Problem »
Lines that include the word "selection" are the ones to copy.

Task inputs »

>> Begin

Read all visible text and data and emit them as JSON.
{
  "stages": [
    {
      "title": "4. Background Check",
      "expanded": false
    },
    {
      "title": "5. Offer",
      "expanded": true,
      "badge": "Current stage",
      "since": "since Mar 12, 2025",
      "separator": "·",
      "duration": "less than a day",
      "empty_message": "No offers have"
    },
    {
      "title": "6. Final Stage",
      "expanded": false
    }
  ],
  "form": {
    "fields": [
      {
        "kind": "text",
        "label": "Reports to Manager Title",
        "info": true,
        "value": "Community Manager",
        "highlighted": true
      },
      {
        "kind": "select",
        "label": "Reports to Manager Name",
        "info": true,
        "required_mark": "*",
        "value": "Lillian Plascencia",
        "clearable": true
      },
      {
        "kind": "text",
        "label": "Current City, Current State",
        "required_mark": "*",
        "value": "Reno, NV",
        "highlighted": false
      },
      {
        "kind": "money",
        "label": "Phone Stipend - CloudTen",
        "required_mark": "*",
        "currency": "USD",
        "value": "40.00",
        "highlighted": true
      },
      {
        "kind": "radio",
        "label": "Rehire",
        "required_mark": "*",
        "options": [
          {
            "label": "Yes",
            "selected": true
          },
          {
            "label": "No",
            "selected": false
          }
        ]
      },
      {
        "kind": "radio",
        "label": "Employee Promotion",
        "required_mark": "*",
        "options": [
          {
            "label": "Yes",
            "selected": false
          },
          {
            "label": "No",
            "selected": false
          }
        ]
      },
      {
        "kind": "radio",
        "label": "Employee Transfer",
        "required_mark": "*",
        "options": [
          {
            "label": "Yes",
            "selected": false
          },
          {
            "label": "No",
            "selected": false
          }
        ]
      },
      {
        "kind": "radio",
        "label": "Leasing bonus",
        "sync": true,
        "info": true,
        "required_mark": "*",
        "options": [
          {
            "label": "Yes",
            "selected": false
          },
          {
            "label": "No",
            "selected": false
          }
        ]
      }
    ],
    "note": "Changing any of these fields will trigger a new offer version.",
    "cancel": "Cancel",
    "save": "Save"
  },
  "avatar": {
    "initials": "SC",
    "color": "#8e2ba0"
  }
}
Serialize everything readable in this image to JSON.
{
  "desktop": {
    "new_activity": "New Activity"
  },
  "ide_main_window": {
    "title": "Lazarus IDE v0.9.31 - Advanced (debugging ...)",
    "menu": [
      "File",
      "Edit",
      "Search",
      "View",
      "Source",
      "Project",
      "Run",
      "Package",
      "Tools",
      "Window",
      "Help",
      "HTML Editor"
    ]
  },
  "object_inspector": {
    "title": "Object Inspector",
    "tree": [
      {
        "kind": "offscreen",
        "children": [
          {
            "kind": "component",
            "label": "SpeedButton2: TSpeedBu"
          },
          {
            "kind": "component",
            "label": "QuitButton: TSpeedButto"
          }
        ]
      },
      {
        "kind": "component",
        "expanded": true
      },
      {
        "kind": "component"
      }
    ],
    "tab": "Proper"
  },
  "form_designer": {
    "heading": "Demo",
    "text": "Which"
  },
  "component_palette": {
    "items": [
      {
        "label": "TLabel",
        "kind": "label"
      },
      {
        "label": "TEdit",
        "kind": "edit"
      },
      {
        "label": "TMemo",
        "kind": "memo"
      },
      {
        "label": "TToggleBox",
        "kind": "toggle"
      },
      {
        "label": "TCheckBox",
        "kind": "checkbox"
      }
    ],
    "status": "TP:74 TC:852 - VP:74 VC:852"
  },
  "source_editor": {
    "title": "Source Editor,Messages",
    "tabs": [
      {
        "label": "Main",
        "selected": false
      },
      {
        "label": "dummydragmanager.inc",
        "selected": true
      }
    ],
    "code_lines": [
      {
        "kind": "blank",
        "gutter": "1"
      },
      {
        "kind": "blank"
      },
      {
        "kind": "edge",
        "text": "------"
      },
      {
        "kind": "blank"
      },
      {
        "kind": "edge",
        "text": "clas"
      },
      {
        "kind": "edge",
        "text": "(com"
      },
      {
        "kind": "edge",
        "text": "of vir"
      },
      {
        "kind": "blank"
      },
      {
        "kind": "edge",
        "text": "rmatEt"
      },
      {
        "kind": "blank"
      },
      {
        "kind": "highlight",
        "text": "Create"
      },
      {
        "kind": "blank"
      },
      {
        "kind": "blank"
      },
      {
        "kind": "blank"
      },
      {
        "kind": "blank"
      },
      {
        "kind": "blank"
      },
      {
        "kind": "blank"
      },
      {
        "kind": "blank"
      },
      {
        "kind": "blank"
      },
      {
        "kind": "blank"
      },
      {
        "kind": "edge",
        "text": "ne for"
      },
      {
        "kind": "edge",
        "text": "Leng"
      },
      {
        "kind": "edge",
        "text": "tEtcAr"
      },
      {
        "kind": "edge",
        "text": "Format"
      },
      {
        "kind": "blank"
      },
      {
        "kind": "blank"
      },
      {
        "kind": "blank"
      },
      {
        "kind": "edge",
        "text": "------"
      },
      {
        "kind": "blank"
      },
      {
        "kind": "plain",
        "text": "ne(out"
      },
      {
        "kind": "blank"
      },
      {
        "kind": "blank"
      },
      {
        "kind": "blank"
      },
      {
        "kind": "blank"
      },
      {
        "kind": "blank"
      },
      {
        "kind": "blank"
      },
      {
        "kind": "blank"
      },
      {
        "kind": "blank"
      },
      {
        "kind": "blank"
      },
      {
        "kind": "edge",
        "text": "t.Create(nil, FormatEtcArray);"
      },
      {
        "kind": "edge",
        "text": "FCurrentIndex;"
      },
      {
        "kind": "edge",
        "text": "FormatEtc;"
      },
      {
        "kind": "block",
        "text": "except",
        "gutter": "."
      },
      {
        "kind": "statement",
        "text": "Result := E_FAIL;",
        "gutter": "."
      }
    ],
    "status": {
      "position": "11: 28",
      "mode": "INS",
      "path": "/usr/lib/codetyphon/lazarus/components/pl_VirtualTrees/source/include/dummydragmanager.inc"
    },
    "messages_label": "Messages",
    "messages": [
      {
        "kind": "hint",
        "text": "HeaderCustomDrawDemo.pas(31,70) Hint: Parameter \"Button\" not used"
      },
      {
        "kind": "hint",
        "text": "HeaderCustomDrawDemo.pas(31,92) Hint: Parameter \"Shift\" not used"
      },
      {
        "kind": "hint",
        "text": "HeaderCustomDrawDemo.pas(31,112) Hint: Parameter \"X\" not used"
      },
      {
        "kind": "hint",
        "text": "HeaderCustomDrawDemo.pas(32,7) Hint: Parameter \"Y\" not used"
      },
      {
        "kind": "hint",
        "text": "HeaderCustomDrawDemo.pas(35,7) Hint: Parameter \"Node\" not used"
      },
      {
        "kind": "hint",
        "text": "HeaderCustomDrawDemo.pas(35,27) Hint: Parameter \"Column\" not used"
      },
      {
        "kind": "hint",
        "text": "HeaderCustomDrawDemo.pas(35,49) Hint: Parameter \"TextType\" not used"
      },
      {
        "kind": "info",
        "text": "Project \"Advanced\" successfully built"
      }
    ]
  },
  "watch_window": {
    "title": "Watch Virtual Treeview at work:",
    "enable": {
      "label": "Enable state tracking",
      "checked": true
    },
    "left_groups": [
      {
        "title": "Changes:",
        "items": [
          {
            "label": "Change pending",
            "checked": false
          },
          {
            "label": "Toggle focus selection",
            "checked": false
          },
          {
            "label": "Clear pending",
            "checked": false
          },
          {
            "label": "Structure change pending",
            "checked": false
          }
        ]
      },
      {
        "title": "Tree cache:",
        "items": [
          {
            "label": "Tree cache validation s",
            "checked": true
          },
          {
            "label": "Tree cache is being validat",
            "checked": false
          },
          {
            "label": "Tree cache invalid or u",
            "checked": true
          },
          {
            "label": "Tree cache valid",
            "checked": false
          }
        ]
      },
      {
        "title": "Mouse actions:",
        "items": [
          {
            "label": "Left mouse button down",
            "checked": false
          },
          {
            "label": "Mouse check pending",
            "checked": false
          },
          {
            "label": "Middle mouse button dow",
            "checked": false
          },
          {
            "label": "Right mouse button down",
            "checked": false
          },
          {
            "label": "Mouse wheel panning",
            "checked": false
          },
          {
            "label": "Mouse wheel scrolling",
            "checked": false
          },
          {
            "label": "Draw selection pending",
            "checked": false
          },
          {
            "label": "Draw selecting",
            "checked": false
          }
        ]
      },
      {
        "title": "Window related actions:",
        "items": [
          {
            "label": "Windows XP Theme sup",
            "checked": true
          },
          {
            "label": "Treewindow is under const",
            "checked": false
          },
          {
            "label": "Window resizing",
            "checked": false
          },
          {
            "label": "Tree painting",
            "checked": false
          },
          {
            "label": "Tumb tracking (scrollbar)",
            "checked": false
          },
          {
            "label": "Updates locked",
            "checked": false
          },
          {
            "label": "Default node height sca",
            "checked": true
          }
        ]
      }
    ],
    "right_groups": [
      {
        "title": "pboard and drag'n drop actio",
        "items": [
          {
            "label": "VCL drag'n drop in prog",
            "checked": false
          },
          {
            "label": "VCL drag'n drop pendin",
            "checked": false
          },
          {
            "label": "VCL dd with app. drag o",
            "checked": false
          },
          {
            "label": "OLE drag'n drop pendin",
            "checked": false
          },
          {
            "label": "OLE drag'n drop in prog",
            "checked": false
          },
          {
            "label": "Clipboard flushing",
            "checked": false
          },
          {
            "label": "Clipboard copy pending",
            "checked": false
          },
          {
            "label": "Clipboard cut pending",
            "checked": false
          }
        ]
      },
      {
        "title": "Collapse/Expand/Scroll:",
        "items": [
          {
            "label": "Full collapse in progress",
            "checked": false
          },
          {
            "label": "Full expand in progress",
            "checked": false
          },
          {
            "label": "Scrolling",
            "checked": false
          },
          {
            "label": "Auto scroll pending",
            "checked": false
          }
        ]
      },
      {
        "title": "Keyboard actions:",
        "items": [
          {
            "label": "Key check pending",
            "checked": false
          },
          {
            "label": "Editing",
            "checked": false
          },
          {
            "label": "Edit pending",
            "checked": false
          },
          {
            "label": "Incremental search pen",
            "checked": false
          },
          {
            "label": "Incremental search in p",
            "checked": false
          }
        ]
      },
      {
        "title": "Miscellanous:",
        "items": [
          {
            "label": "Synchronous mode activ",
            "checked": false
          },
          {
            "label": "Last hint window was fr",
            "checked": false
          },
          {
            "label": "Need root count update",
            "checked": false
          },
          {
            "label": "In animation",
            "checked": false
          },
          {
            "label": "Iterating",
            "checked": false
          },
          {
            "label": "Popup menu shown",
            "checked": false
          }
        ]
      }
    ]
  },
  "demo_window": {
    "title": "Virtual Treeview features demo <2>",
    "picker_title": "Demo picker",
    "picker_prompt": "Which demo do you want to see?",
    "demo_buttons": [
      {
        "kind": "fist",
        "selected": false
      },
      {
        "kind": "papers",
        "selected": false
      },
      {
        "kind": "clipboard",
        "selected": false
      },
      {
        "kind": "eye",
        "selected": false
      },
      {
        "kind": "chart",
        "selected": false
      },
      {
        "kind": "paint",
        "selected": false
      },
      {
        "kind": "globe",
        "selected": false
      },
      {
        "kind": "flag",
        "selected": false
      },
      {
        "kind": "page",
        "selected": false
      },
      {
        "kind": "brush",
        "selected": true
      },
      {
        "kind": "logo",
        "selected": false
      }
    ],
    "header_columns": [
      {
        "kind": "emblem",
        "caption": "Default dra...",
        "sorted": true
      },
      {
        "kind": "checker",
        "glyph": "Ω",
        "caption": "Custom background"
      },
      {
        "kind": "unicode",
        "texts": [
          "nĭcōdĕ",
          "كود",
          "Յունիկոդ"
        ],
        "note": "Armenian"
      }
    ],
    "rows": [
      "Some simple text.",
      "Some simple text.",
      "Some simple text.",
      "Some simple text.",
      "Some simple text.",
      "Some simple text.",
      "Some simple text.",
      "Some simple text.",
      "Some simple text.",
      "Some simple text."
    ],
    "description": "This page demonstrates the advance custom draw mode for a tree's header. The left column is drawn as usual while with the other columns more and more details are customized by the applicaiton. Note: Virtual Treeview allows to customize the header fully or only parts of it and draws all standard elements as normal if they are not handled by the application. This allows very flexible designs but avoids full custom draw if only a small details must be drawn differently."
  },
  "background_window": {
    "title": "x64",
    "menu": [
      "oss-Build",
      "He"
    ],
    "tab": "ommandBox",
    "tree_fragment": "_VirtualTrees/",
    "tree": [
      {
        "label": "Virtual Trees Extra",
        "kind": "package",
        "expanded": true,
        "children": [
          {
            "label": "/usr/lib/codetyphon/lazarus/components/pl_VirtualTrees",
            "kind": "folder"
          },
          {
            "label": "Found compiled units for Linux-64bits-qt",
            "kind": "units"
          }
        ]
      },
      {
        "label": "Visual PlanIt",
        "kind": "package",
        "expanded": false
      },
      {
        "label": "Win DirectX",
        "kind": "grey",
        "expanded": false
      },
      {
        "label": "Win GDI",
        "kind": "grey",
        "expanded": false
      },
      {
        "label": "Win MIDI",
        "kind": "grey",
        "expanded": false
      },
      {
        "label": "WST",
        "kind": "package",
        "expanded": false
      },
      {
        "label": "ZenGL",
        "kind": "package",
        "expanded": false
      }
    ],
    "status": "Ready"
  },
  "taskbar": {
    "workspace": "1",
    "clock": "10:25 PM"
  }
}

>> End

Task output »
            "label": "Toggle focus selection",
            "label": "Draw selection pending",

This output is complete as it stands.